Start of INPUT
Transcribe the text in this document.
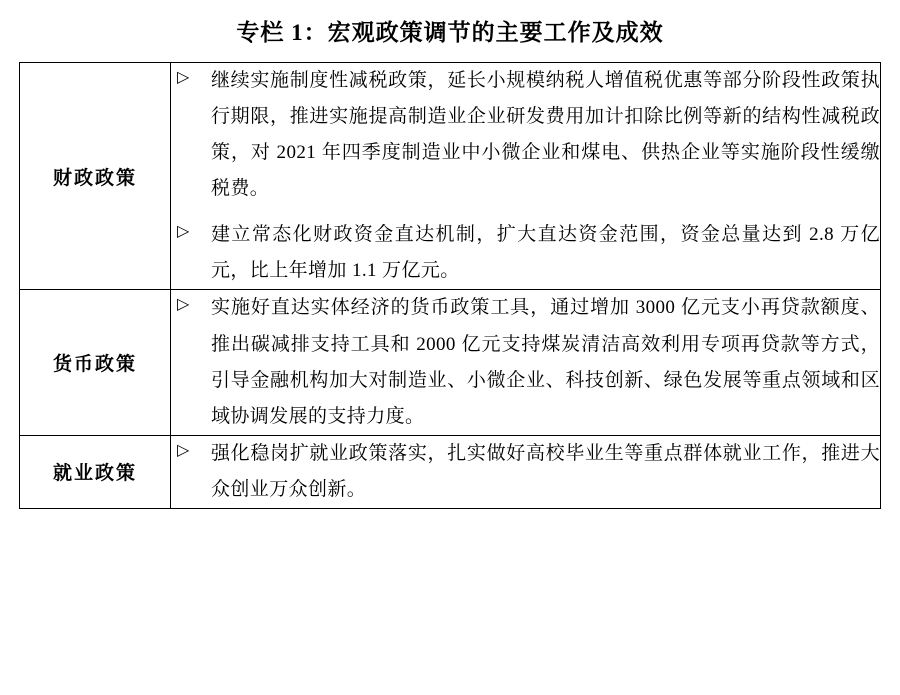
专栏 1：宏观政策调节的主要工作及成效
财政政策	▷ 继续实施制度性减税政策，延长小规模纳税人增值税优惠等部分阶段性政策执行期限，推进实施提高制造业企业研发费用加计扣除比例等新的结构性减税政策，对 2021 年四季度制造业中小微企业和煤电、供热企业等实施阶段性缓缴税费。
▷ 建立常态化财政资金直达机制，扩大直达资金范围，资金总量达到 2.8 万亿元，比上年增加 1.1 万亿元。

货币政策	▷ 实施好直达实体经济的货币政策工具，通过增加 3000 亿元支小再贷款额度、推出碳减排支持工具和 2000 亿元支持煤炭清洁高效利用专项再贷款等方式，引导金融机构加大对制造业、小微企业、科技创新、绿色发展等重点领域和区域协调发展的支持力度。

就业政策	▷ 强化稳岗扩就业政策落实，扎实做好高校毕业生等重点群体就业工作，推进大众创业万众创新。
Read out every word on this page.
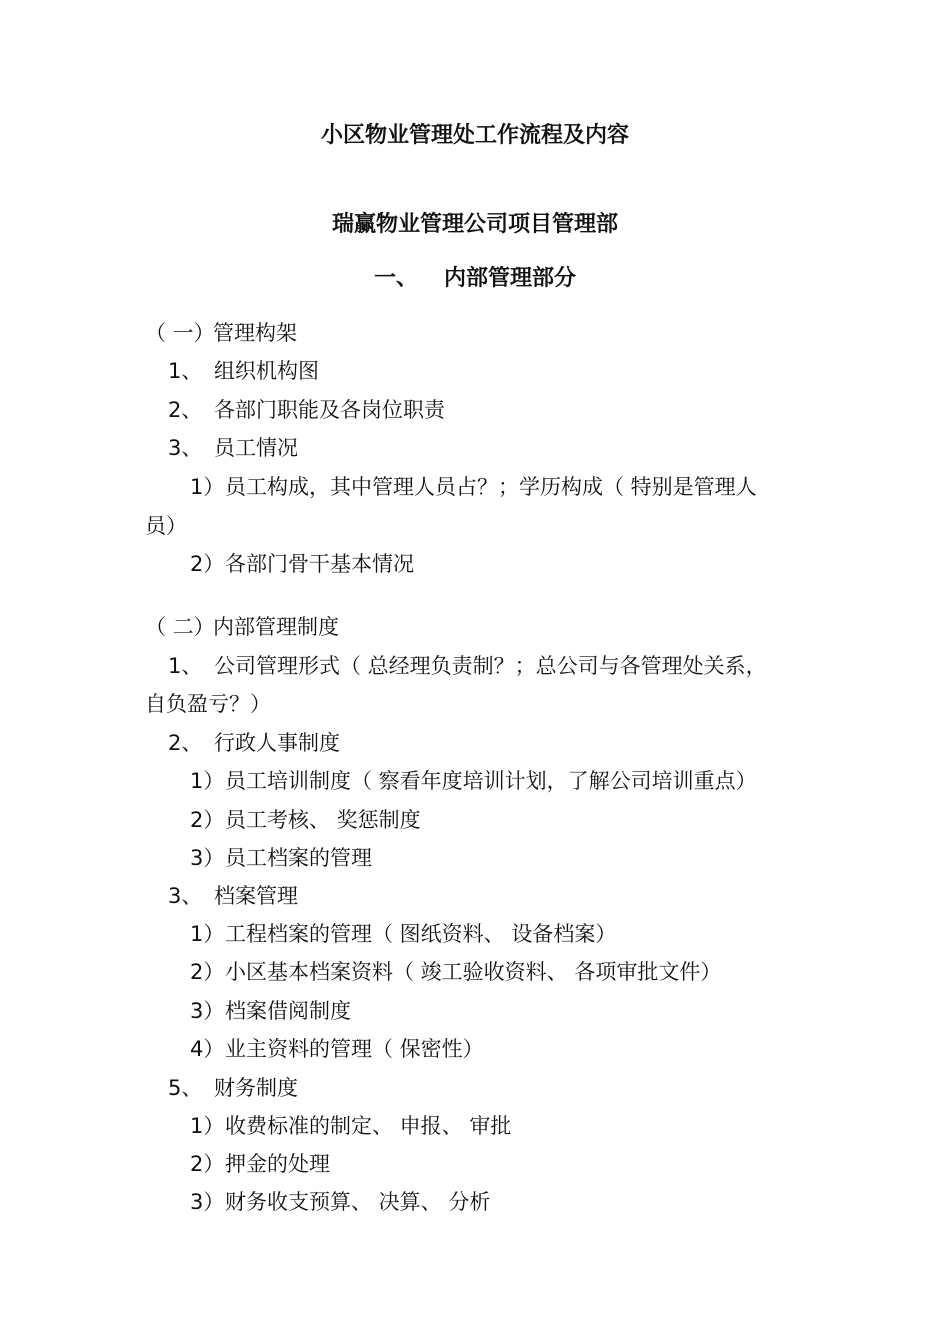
小区物业管理处工作流程及内容
瑞赢物业管理公司项目管理部
一、 内部管理部分
（ 一）管理构架
1、 组织机构图
2、 各部门职能及各岗位职责
3、 员工情况
1）员工构成，其中管理人员占？；学历构成（ 特别是管理人
员）
2）各部门骨干基本情况
（ 二）内部管理制度
1、 公司管理形式（ 总经理负责制？；总公司与各管理处关系，
自负盈亏？）
2、 行政人事制度
1）员工培训制度（ 察看年度培训计划，了解公司培训重点）
2）员工考核、 奖惩制度
3）员工档案的管理
3、 档案管理
1）工程档案的管理（ 图纸资料、 设备档案）
2）小区基本档案资料（ 竣工验收资料、 各项审批文件）
3）档案借阅制度
4）业主资料的管理（ 保密性）
5、 财务制度
1）收费标准的制定、 申报、 审批
2）押金的处理
3）财务收支预算、 决算、 分析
End of INPUT
Which lines hold the word "this"? Copy every one of them.

Transcribe the text in this document.
Read out every word on this page.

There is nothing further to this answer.